### Supplied records
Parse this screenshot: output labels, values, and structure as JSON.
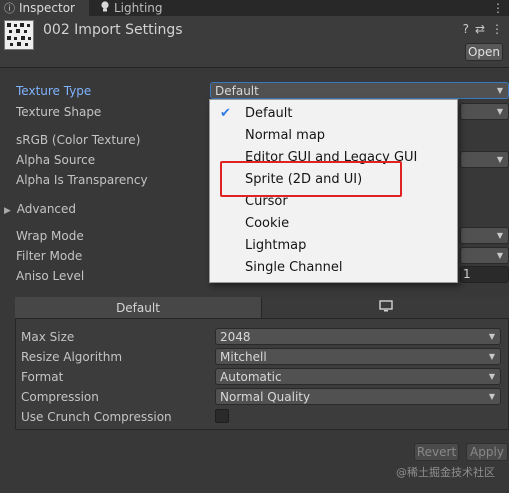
{
  "tabs": {
    "inspector": "Inspector",
    "lighting": "Lighting",
    "menu_glyph": "⋮"
  },
  "header": {
    "title": "002 Import Settings",
    "open_label": "Open",
    "help_glyph": "?",
    "settings_glyph": "⇄",
    "more_glyph": "⋮"
  },
  "properties": {
    "texture_type_label": "Texture Type",
    "texture_type_value": "Default",
    "texture_shape_label": "Texture Shape",
    "srgb_label": "sRGB (Color Texture)",
    "alpha_source_label": "Alpha Source",
    "alpha_transparency_label": "Alpha Is Transparency",
    "advanced_label": "Advanced",
    "wrap_mode_label": "Wrap Mode",
    "filter_mode_label": "Filter Mode",
    "aniso_level_label": "Aniso Level",
    "aniso_value": "1"
  },
  "dropdown_menu": {
    "items": [
      "Default",
      "Normal map",
      "Editor GUI and Legacy GUI",
      "Sprite (2D and UI)",
      "Cursor",
      "Cookie",
      "Lightmap",
      "Single Channel"
    ],
    "selected_index": 0,
    "highlighted_item": "Sprite (2D and UI)"
  },
  "platform": {
    "default_tab": "Default",
    "monitor_icon": "monitor-icon",
    "max_size_label": "Max Size",
    "max_size_value": "2048",
    "resize_algorithm_label": "Resize Algorithm",
    "resize_algorithm_value": "Mitchell",
    "format_label": "Format",
    "format_value": "Automatic",
    "compression_label": "Compression",
    "compression_value": "Normal Quality",
    "crunch_label": "Use Crunch Compression",
    "crunch_checked": false
  },
  "footer": {
    "revert_label": "Revert",
    "apply_label": "Apply",
    "watermark": "@稀土掘金技术社区"
  },
  "colors": {
    "background": "#383838",
    "accent_blue": "#7fb3ff",
    "highlight_red": "#e02222",
    "menu_bg": "#f2f2f2"
  }
}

### What to do
Leave the pictures out and copy the rest of the data exactly.

### Answer to this exercise
Parse this screenshot: output labels, values, and structure as JSON.
{
  "tabs": {
    "inspector": "Inspector",
    "lighting": "Lighting",
    "menu_glyph": "⋮"
  },
  "header": {
    "title": "002 Import Settings",
    "open_label": "Open",
    "help_glyph": "?",
    "settings_glyph": "⇄",
    "more_glyph": "⋮"
  },
  "properties": {
    "texture_type_label": "Texture Type",
    "texture_type_value": "Default",
    "texture_shape_label": "Texture Shape",
    "srgb_label": "sRGB (Color Texture)",
    "alpha_source_label": "Alpha Source",
    "alpha_transparency_label": "Alpha Is Transparency",
    "advanced_label": "Advanced",
    "wrap_mode_label": "Wrap Mode",
    "filter_mode_label": "Filter Mode",
    "aniso_level_label": "Aniso Level",
    "aniso_value": "1"
  },
  "dropdown_menu": {
    "items": [
      "Default",
      "Normal map",
      "Editor GUI and Legacy GUI",
      "Sprite (2D and UI)",
      "Cursor",
      "Cookie",
      "Lightmap",
      "Single Channel"
    ],
    "selected_index": 0,
    "highlighted_item": "Sprite (2D and UI)"
  },
  "platform": {
    "default_tab": "Default",
    "monitor_icon": "monitor-icon",
    "max_size_label": "Max Size",
    "max_size_value": "2048",
    "resize_algorithm_label": "Resize Algorithm",
    "resize_algorithm_value": "Mitchell",
    "format_label": "Format",
    "format_value": "Automatic",
    "compression_label": "Compression",
    "compression_value": "Normal Quality",
    "crunch_label": "Use Crunch Compression",
    "crunch_checked": false
  },
  "footer": {
    "revert_label": "Revert",
    "apply_label": "Apply",
    "watermark": "@稀土掘金技术社区"
  },
  "colors": {
    "background": "#383838",
    "accent_blue": "#7fb3ff",
    "highlight_red": "#e02222",
    "menu_bg": "#f2f2f2"
  }
}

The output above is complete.